═════ SUPPLIED RECORDS

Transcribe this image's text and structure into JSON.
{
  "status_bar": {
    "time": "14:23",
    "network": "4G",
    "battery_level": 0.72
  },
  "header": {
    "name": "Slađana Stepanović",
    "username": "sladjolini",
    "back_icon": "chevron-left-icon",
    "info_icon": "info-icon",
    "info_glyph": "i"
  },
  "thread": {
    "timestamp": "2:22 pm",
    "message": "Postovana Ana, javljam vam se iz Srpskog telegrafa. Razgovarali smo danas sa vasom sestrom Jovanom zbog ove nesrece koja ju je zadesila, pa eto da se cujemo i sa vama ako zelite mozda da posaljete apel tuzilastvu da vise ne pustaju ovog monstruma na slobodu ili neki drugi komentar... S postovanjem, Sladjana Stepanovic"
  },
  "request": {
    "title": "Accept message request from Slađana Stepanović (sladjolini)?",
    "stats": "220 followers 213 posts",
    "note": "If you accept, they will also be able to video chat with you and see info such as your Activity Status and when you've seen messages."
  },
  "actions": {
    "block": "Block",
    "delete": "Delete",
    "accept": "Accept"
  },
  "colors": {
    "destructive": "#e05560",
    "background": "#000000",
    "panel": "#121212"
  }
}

══════════
═════ SUPPLIED RECORDS

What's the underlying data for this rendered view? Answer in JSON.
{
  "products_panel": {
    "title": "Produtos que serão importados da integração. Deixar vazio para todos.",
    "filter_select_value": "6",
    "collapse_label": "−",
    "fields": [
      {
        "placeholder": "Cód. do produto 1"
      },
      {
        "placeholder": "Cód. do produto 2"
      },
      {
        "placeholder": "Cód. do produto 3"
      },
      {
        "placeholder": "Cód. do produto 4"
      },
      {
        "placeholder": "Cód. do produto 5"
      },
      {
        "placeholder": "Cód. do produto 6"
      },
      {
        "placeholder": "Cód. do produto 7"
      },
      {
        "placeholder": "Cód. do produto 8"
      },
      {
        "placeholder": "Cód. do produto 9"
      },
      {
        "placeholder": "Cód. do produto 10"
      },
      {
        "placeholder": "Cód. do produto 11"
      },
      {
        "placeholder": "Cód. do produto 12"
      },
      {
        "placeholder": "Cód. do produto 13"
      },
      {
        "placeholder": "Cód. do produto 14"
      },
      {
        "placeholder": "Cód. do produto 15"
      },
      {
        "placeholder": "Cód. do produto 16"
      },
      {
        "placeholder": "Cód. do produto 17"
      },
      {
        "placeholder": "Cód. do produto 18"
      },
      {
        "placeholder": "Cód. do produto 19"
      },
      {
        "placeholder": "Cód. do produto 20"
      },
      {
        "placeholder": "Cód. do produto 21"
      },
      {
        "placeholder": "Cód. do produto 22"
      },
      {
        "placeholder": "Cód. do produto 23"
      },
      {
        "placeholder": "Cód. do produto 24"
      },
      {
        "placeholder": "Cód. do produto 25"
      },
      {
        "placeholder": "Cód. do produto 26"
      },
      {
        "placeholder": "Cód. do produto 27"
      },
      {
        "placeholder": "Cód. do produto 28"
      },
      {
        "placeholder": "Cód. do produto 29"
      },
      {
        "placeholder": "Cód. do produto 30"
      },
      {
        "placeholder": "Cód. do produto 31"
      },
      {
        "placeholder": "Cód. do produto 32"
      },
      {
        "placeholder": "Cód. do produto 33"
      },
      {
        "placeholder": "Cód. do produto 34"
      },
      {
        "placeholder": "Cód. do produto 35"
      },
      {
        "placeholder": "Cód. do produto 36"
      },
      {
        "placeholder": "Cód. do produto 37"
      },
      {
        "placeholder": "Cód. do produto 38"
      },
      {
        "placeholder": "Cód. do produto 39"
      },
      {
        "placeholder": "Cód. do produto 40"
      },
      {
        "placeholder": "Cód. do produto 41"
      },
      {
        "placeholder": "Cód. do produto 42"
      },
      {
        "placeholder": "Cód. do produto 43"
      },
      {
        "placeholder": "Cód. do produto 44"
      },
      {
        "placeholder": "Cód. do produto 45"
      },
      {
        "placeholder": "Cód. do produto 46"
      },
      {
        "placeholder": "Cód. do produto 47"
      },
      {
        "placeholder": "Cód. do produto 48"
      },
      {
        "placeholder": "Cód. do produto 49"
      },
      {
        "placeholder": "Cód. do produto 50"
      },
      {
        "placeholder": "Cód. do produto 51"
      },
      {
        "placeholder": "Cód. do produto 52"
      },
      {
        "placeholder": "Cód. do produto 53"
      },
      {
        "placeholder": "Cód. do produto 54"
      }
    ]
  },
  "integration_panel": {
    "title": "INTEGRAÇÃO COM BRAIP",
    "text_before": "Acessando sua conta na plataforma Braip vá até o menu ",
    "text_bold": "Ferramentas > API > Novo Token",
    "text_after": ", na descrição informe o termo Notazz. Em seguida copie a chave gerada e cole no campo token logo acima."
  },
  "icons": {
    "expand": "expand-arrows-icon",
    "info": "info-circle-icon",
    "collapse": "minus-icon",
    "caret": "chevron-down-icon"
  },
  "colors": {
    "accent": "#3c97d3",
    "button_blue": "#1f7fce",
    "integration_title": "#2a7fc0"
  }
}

══════════

From the listing above, collect every line that mentions the word "JSON".

# [FINISHED ANSWER]
Transcribe this image's text and structure into JSON.
What's the underlying data for this rendered view? Answer in JSON.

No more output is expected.